## WRITTEN INSTRUCTION
Scan the entries below and count the lines holding the string "남서대서양". Supply only the number.

## DATA FOR THIS EXERCISE
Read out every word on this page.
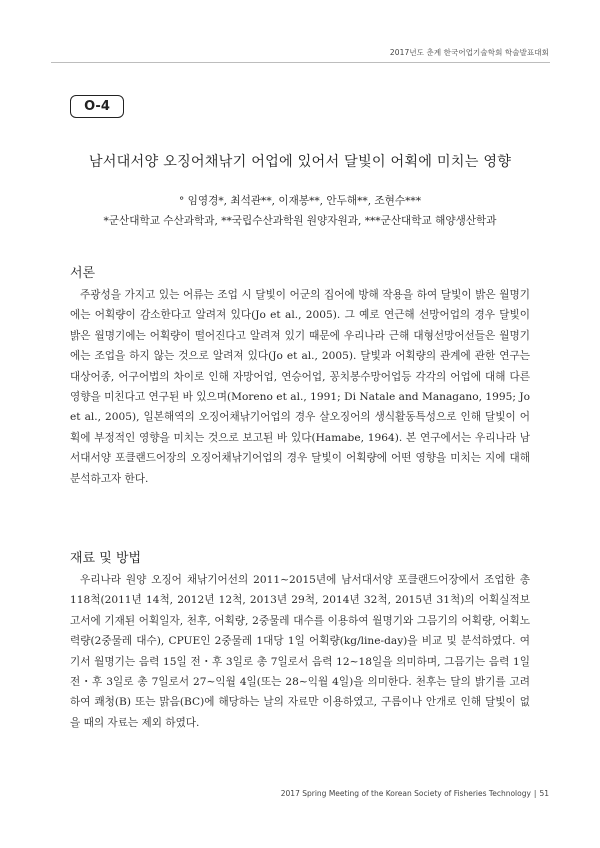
2017년도 춘계 한국어업기술학회 학술발표대회
O-4
남서대서양 오징어채낚기 어업에 있어서 달빛이 어획에 미치는 영향
° 임영경*, 최석관**, 이재봉**, 안두해**, 조현수***
*군산대학교 수산과학과, **국립수산과학원 원양자원과, ***군산대학교 해양생산학과
서론

주광성을 가지고 있는 어류는 조업 시 달빛이 어군의 집어에 방해 작용을 하여 달빛이 밝은 월명기에는 어획량이 감소한다고 알려져 있다(Jo et al., 2005). 그 예로 연근해 선망어업의 경우 달빛이 밝은 월명기에는 어획량이 떨어진다고 알려져 있기 때문에 우리나라 근해 대형선망어선들은 월명기에는 조업을 하지 않는 것으로 알려져 있다(Jo et al., 2005). 달빛과 어획량의 관계에 관한 연구는 대상어종, 어구어법의 차이로 인해 자망어업, 연승어업, 꽁치봉수망어업등 각각의 어업에 대해 다른 영향을 미친다고 연구된 바 있으며(Moreno et al., 1991; Di Natale and Managano, 1995; Jo et al., 2005), 일본해역의 오징어채낚기어업의 경우 살오징어의 생식활동특성으로 인해 달빛이 어획에 부정적인 영향을 미치는 것으로 보고된 바 있다(Hamabe, 1964). 본 연구에서는 우리나라 남서대서양 포클랜드어장의 오징어채낚기어업의 경우 달빛이 어획량에 어떤 영향을 미치는 지에 대해 분석하고자 한다.

재료 및 방법

우리나라 원양 오징어 채낚기어선의 2011∼2015년에 남서대서양 포클랜드어장에서 조업한 총 118척(2011년 14척, 2012년 12척, 2013년 29척, 2014년 32척, 2015년 31척)의 어획실적보고서에 기재된 어획일자, 천후, 어획량, 2중물레 대수를 이용하여 월명기와 그믐기의 어획량, 어획노력량(2중물레 대수), CPUE인 2중물레 1대당 1일 어획량(kg/line-day)을 비교 및 분석하였다. 여기서 월명기는 음력 15일 전・후 3일로 총 7일로서 음력 12∼18일을 의미하며, 그믐기는 음력 1일 전・후 3일로 총 7일로서 27∼익월 4일(또는 28∼익월 4일)을 의미한다. 천후는 달의 밝기를 고려하여 쾌청(B) 또는 맑음(BC)에 해당하는 날의 자료만 이용하였고, 구름이나 안개로 인해 달빛이 없을 때의 자료는 제외 하였다.

2017 Spring Meeting of the Korean Society of Fisheries Technology | 51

## ANSWER TO THE EXERCISE
3